• [SET EXERCISE]
Will you transcribe all the entries word for word, skipping the pictures they hold?

Figure collection entries:
-- BEGIN --

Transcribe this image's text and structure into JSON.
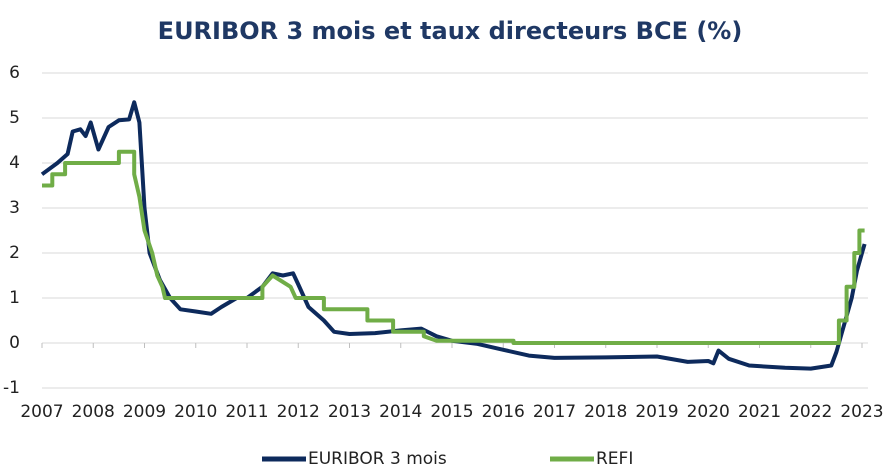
{
  "chart_data": {
    "type": "line",
    "title": "EURIBOR 3 mois et taux directeurs BCE (%)",
    "series": [
      {
        "name": "EURIBOR 3 mois",
        "color": "#0d2a5c",
        "x": [
          2007.0,
          2007.3,
          2007.5,
          2007.6,
          2007.75,
          2007.85,
          2007.95,
          2008.1,
          2008.3,
          2008.5,
          2008.7,
          2008.8,
          2008.9,
          2009.0,
          2009.1,
          2009.3,
          2009.5,
          2009.7,
          2010.0,
          2010.3,
          2010.5,
          2010.8,
          2011.0,
          2011.3,
          2011.5,
          2011.7,
          2011.9,
          2012.0,
          2012.2,
          2012.5,
          2012.7,
          2013.0,
          2013.5,
          2014.0,
          2014.4,
          2014.7,
          2015.0,
          2015.5,
          2016.0,
          2016.5,
          2017.0,
          2018.0,
          2019.0,
          2019.6,
          2020.0,
          2020.1,
          2020.2,
          2020.4,
          2020.8,
          2021.5,
          2022.0,
          2022.4,
          2022.5,
          2022.6,
          2022.8,
          2022.9,
          2023.0,
          2023.05
        ],
        "values": [
          3.75,
          4.0,
          4.2,
          4.7,
          4.75,
          4.6,
          4.9,
          4.3,
          4.8,
          4.95,
          4.97,
          5.35,
          4.9,
          3.0,
          2.0,
          1.4,
          1.0,
          0.75,
          0.7,
          0.65,
          0.8,
          1.0,
          1.0,
          1.25,
          1.55,
          1.5,
          1.55,
          1.3,
          0.8,
          0.5,
          0.25,
          0.2,
          0.22,
          0.28,
          0.32,
          0.15,
          0.05,
          -0.02,
          -0.15,
          -0.28,
          -0.33,
          -0.32,
          -0.3,
          -0.42,
          -0.4,
          -0.45,
          -0.17,
          -0.35,
          -0.5,
          -0.55,
          -0.57,
          -0.5,
          -0.2,
          0.2,
          1.0,
          1.6,
          2.0,
          2.2
        ]
      },
      {
        "name": "REFI",
        "color": "#70ad47",
        "x": [
          2007.0,
          2007.2,
          2007.2,
          2007.45,
          2007.45,
          2008.5,
          2008.5,
          2008.8,
          2008.8,
          2008.9,
          2009.0,
          2009.15,
          2009.25,
          2009.35,
          2009.4,
          2011.3,
          2011.3,
          2011.5,
          2011.85,
          2011.95,
          2012.5,
          2012.5,
          2013.35,
          2013.35,
          2013.85,
          2013.85,
          2014.45,
          2014.45,
          2014.7,
          2016.2,
          2016.2,
          2022.55,
          2022.55,
          2022.7,
          2022.7,
          2022.85,
          2022.85,
          2022.95,
          2022.95,
          2023.05
        ],
        "values": [
          3.5,
          3.5,
          3.75,
          3.75,
          4.0,
          4.0,
          4.25,
          4.25,
          3.75,
          3.25,
          2.5,
          2.0,
          1.5,
          1.25,
          1.0,
          1.0,
          1.25,
          1.5,
          1.25,
          1.0,
          1.0,
          0.75,
          0.75,
          0.5,
          0.5,
          0.25,
          0.25,
          0.15,
          0.05,
          0.05,
          0,
          0,
          0.5,
          0.5,
          1.25,
          1.25,
          2.0,
          2.0,
          2.5,
          2.5
        ]
      }
    ],
    "xlim": [
      2007,
      2023.1
    ],
    "xticks": [
      2007,
      2008,
      2009,
      2010,
      2011,
      2012,
      2013,
      2014,
      2015,
      2016,
      2017,
      2018,
      2019,
      2020,
      2021,
      2022,
      2023
    ],
    "ylim": [
      -1,
      6
    ],
    "yticks": [
      -1,
      0,
      1,
      2,
      3,
      4,
      5,
      6
    ],
    "grid": true,
    "legend": "bottom"
  }
}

-- END --

• [FINAL RESULT]
Transcribe this image's text and structure into JSON.
{
  "chart_data": {
    "type": "line",
    "title": "EURIBOR 3 mois et taux directeurs BCE (%)",
    "series": [
      {
        "name": "EURIBOR 3 mois",
        "color": "#0d2a5c",
        "x": [
          2007.0,
          2007.3,
          2007.5,
          2007.6,
          2007.75,
          2007.85,
          2007.95,
          2008.1,
          2008.3,
          2008.5,
          2008.7,
          2008.8,
          2008.9,
          2009.0,
          2009.1,
          2009.3,
          2009.5,
          2009.7,
          2010.0,
          2010.3,
          2010.5,
          2010.8,
          2011.0,
          2011.3,
          2011.5,
          2011.7,
          2011.9,
          2012.0,
          2012.2,
          2012.5,
          2012.7,
          2013.0,
          2013.5,
          2014.0,
          2014.4,
          2014.7,
          2015.0,
          2015.5,
          2016.0,
          2016.5,
          2017.0,
          2018.0,
          2019.0,
          2019.6,
          2020.0,
          2020.1,
          2020.2,
          2020.4,
          2020.8,
          2021.5,
          2022.0,
          2022.4,
          2022.5,
          2022.6,
          2022.8,
          2022.9,
          2023.0,
          2023.05
        ],
        "values": [
          3.75,
          4.0,
          4.2,
          4.7,
          4.75,
          4.6,
          4.9,
          4.3,
          4.8,
          4.95,
          4.97,
          5.35,
          4.9,
          3.0,
          2.0,
          1.4,
          1.0,
          0.75,
          0.7,
          0.65,
          0.8,
          1.0,
          1.0,
          1.25,
          1.55,
          1.5,
          1.55,
          1.3,
          0.8,
          0.5,
          0.25,
          0.2,
          0.22,
          0.28,
          0.32,
          0.15,
          0.05,
          -0.02,
          -0.15,
          -0.28,
          -0.33,
          -0.32,
          -0.3,
          -0.42,
          -0.4,
          -0.45,
          -0.17,
          -0.35,
          -0.5,
          -0.55,
          -0.57,
          -0.5,
          -0.2,
          0.2,
          1.0,
          1.6,
          2.0,
          2.2
        ]
      },
      {
        "name": "REFI",
        "color": "#70ad47",
        "x": [
          2007.0,
          2007.2,
          2007.2,
          2007.45,
          2007.45,
          2008.5,
          2008.5,
          2008.8,
          2008.8,
          2008.9,
          2009.0,
          2009.15,
          2009.25,
          2009.35,
          2009.4,
          2011.3,
          2011.3,
          2011.5,
          2011.85,
          2011.95,
          2012.5,
          2012.5,
          2013.35,
          2013.35,
          2013.85,
          2013.85,
          2014.45,
          2014.45,
          2014.7,
          2016.2,
          2016.2,
          2022.55,
          2022.55,
          2022.7,
          2022.7,
          2022.85,
          2022.85,
          2022.95,
          2022.95,
          2023.05
        ],
        "values": [
          3.5,
          3.5,
          3.75,
          3.75,
          4.0,
          4.0,
          4.25,
          4.25,
          3.75,
          3.25,
          2.5,
          2.0,
          1.5,
          1.25,
          1.0,
          1.0,
          1.25,
          1.5,
          1.25,
          1.0,
          1.0,
          0.75,
          0.75,
          0.5,
          0.5,
          0.25,
          0.25,
          0.15,
          0.05,
          0.05,
          0,
          0,
          0.5,
          0.5,
          1.25,
          1.25,
          2.0,
          2.0,
          2.5,
          2.5
        ]
      }
    ],
    "xlim": [
      2007,
      2023.1
    ],
    "xticks": [
      2007,
      2008,
      2009,
      2010,
      2011,
      2012,
      2013,
      2014,
      2015,
      2016,
      2017,
      2018,
      2019,
      2020,
      2021,
      2022,
      2023
    ],
    "ylim": [
      -1,
      6
    ],
    "yticks": [
      -1,
      0,
      1,
      2,
      3,
      4,
      5,
      6
    ],
    "grid": true,
    "legend": "bottom"
  }
}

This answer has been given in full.